**Raw records:**
* * * * * * *
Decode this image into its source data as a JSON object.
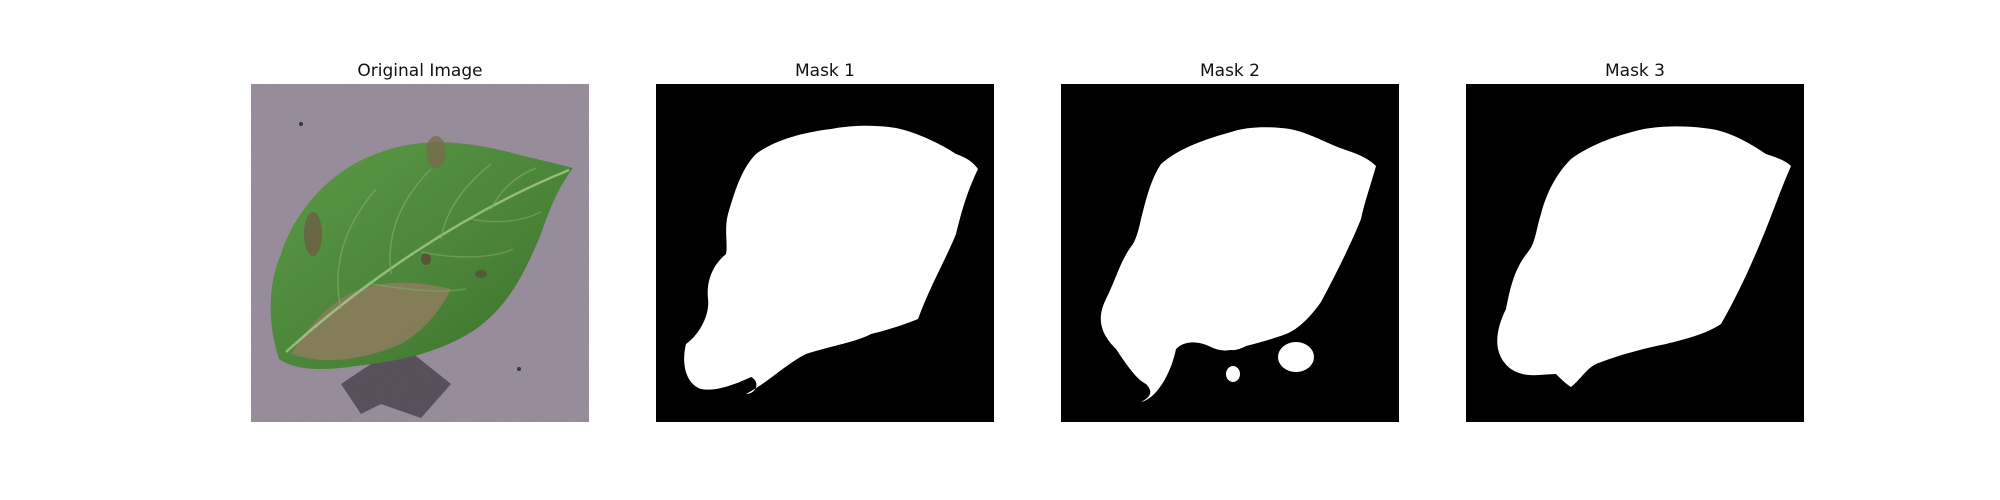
{
  "figure": {
    "panels": [
      {
        "title": "Original Image"
      },
      {
        "title": "Mask 1"
      },
      {
        "title": "Mask 2"
      },
      {
        "title": "Mask 3"
      }
    ]
  },
  "colors": {
    "mask_background": "#000000",
    "mask_foreground": "#ffffff",
    "surface": "#8e8290",
    "leaf": "#4f8a3c",
    "leaf_dark": "#3a6c2c",
    "lesion": "#8a7a5c",
    "shadow": "#4a434f"
  }
}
* * * * * * *
**Task statement:**
Word for word, quote the full listing, omitting every picture.

**Written response:**
Decode this image into its source data as a JSON object.
{
  "figure": {
    "panels": [
      {
        "title": "Original Image"
      },
      {
        "title": "Mask 1"
      },
      {
        "title": "Mask 2"
      },
      {
        "title": "Mask 3"
      }
    ]
  },
  "colors": {
    "mask_background": "#000000",
    "mask_foreground": "#ffffff",
    "surface": "#8e8290",
    "leaf": "#4f8a3c",
    "leaf_dark": "#3a6c2c",
    "lesion": "#8a7a5c",
    "shadow": "#4a434f"
  }
}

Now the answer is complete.